→ **Given exercise**
Copy verbatim the stretch of records from the line that contains "- rank-dot-center-2021-21: [66, 826, 70, 830]" through the line that contains "- series-line-switzerland-0: [66, 226, 375, 263]", including both of those lines.
───── Data provided ─────
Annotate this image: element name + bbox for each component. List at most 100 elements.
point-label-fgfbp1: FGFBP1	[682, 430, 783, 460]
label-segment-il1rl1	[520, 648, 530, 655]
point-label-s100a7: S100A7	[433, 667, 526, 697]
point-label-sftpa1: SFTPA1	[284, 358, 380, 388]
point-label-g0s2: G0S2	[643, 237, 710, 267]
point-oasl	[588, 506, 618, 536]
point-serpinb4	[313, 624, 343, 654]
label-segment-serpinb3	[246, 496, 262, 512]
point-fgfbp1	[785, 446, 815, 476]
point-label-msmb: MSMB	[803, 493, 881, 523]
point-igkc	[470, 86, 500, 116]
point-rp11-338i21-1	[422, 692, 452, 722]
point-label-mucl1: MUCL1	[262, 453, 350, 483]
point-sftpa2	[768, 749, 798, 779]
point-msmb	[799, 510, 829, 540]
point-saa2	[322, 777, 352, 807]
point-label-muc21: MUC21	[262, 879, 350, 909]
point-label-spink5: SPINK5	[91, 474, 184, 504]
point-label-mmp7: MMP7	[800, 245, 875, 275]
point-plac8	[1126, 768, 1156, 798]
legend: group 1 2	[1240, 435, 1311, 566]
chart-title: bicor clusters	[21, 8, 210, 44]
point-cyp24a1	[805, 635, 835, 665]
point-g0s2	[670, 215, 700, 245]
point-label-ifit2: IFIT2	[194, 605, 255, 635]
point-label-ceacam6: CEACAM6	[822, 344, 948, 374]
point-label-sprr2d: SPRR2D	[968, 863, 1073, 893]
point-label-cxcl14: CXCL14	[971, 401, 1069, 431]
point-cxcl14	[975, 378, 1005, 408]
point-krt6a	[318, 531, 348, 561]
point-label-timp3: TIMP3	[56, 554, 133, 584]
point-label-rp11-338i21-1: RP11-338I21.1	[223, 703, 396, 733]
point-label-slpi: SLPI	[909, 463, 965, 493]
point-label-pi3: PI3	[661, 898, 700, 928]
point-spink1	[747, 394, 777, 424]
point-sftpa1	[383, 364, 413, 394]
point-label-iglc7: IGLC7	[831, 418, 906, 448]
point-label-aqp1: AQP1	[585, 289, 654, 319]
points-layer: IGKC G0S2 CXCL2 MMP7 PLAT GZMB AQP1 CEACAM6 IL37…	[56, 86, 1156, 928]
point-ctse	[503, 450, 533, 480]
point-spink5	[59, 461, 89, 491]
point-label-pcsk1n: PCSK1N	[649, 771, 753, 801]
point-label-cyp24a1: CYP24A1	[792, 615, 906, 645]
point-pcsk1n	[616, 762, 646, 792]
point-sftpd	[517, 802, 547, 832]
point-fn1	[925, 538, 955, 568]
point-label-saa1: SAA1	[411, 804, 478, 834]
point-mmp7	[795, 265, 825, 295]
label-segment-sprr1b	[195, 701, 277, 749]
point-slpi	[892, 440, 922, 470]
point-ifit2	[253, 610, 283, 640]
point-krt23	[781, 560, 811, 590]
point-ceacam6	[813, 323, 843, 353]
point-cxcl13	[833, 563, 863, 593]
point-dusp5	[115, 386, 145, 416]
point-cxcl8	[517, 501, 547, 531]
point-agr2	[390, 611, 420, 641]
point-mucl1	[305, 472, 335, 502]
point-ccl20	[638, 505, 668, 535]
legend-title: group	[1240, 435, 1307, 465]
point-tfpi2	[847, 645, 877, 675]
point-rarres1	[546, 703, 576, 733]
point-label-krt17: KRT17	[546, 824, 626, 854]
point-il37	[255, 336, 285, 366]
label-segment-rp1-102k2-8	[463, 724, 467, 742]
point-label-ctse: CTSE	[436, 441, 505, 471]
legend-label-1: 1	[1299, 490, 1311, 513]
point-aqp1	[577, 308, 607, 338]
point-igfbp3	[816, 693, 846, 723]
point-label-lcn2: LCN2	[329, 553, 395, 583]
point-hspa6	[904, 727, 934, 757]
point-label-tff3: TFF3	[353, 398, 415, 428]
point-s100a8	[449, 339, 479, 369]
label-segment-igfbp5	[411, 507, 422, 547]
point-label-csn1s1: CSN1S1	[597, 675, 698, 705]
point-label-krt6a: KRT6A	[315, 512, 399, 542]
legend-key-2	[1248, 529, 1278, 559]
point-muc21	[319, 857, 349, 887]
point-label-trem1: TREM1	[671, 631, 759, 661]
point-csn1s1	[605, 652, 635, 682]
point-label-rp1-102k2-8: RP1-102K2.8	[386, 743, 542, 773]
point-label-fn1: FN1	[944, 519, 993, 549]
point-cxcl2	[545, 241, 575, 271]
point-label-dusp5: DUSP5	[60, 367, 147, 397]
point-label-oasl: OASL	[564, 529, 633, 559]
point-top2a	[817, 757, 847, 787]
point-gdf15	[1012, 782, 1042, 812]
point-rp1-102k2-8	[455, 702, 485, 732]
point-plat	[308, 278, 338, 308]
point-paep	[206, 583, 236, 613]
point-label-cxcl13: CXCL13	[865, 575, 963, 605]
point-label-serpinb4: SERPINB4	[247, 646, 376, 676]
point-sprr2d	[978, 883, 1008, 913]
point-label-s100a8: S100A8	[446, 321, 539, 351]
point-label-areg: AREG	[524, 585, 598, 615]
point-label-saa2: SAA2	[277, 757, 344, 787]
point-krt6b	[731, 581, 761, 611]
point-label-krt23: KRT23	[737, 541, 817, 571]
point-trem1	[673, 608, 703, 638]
─────
───── Data provided ─────
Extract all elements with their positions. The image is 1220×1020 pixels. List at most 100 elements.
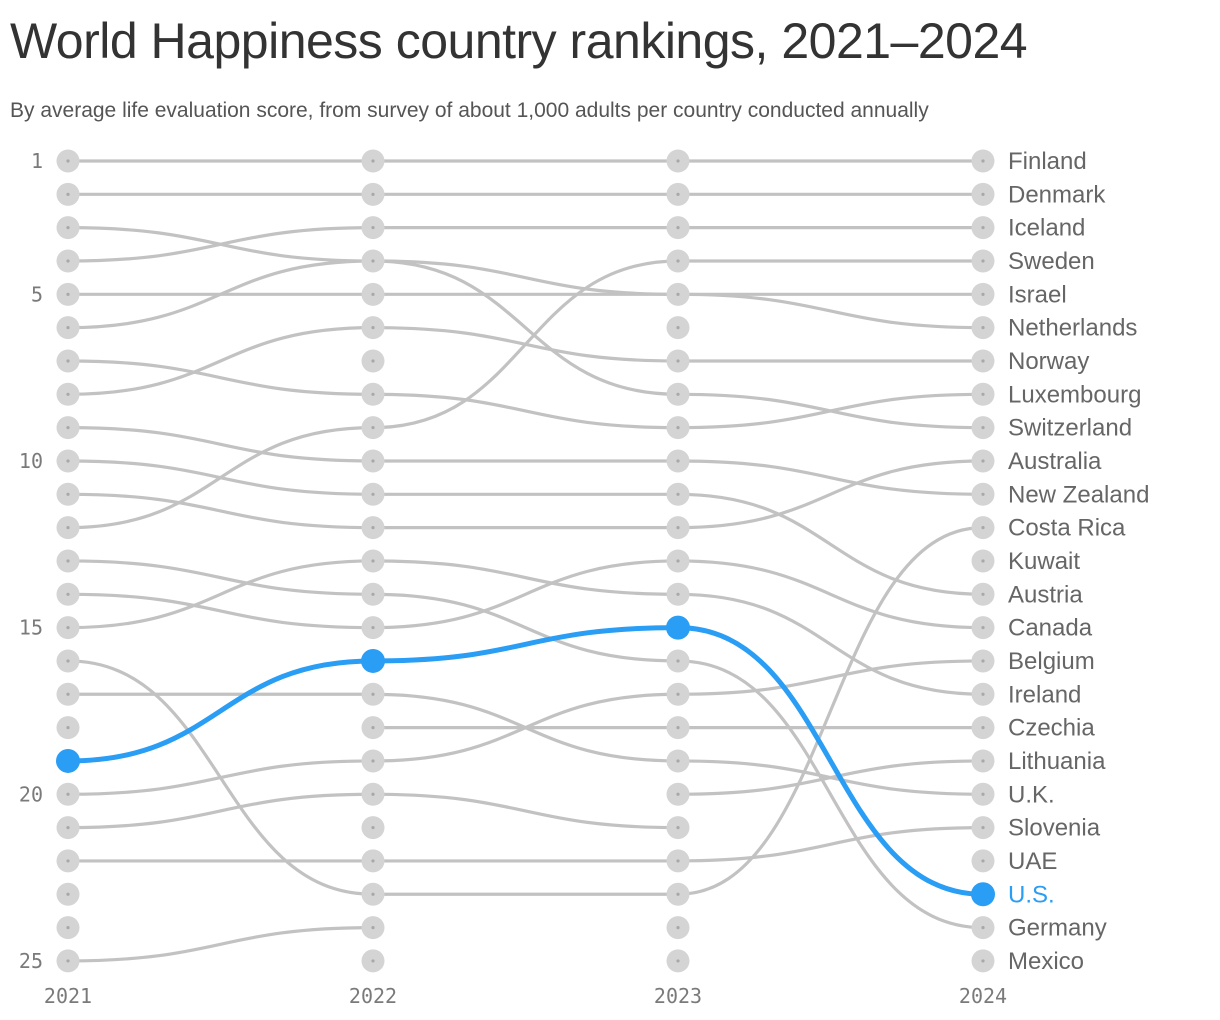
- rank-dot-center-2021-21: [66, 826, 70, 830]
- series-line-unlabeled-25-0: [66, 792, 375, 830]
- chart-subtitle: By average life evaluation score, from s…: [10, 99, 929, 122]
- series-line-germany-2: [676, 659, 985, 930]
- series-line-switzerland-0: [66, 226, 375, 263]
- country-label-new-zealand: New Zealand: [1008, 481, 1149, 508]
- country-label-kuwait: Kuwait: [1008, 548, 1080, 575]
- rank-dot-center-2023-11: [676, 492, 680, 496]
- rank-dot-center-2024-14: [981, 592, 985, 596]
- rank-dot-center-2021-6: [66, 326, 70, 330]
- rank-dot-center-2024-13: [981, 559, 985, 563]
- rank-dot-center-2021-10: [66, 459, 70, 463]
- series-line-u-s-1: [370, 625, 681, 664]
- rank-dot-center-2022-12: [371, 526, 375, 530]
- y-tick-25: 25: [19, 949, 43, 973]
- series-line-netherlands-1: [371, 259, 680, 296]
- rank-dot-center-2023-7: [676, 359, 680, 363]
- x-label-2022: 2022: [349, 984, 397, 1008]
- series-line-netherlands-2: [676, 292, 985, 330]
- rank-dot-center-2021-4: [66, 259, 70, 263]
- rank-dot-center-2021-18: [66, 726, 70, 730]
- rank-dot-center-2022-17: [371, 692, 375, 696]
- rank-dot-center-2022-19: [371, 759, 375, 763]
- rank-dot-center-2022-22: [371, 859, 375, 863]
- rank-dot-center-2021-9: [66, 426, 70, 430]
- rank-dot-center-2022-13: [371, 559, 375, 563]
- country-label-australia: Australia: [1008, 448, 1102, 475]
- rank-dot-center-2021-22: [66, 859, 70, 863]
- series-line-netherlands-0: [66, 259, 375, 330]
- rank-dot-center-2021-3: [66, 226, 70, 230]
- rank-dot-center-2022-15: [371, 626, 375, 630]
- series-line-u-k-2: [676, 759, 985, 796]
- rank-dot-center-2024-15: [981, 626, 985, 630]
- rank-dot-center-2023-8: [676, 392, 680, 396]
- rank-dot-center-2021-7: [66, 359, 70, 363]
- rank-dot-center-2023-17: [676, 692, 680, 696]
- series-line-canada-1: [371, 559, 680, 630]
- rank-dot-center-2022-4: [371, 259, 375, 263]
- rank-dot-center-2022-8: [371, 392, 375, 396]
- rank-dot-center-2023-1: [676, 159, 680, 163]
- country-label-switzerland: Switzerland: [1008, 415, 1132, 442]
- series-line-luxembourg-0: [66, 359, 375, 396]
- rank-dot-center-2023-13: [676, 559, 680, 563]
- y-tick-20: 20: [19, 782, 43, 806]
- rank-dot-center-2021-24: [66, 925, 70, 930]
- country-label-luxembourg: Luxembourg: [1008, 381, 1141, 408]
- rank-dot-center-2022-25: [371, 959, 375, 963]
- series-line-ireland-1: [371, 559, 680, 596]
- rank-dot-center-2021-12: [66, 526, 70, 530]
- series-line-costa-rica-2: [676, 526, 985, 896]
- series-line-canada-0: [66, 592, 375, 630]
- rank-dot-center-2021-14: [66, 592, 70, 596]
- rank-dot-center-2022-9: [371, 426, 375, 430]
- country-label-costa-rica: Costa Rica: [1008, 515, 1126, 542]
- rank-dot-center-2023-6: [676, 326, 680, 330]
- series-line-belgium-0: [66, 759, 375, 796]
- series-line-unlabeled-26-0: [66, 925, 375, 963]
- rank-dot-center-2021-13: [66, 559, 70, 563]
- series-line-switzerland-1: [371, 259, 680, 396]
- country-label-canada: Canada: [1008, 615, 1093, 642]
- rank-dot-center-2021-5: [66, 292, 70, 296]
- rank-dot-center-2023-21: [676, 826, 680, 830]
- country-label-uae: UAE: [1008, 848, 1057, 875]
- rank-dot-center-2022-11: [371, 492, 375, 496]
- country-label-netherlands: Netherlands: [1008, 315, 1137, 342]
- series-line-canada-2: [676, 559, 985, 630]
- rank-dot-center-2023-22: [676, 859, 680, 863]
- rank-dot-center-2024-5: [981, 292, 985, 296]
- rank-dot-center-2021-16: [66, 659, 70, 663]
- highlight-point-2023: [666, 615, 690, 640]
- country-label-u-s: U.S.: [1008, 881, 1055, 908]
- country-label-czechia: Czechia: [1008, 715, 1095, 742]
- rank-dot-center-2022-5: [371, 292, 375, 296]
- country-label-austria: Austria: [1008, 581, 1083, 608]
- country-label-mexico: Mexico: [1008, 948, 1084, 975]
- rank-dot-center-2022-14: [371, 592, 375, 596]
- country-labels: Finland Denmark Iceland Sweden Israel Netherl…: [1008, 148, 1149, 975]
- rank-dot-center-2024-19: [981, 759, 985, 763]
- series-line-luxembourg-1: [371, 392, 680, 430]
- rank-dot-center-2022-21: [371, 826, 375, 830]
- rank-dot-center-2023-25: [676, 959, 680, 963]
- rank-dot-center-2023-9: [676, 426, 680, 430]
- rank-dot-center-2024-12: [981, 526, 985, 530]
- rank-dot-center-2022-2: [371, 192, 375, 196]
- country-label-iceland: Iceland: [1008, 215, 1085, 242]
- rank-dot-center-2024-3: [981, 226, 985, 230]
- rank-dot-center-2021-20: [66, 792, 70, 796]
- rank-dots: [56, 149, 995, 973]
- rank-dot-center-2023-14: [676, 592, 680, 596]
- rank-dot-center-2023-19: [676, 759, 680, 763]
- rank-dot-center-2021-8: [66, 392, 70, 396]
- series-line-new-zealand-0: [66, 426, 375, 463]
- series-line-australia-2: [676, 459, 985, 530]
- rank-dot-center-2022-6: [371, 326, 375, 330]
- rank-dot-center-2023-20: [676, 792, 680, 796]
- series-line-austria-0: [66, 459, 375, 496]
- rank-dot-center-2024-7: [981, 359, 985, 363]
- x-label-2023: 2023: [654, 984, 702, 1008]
─────
→ **Written solution**
- rank-dot-center-2021-21: [66, 826, 70, 830]
- series-line-unlabeled-25-0: [66, 792, 375, 830]
- chart-subtitle: By average life evaluation score, from s…: [10, 99, 929, 122]
- series-line-germany-2: [676, 659, 985, 930]
- series-line-switzerland-0: [66, 226, 375, 263]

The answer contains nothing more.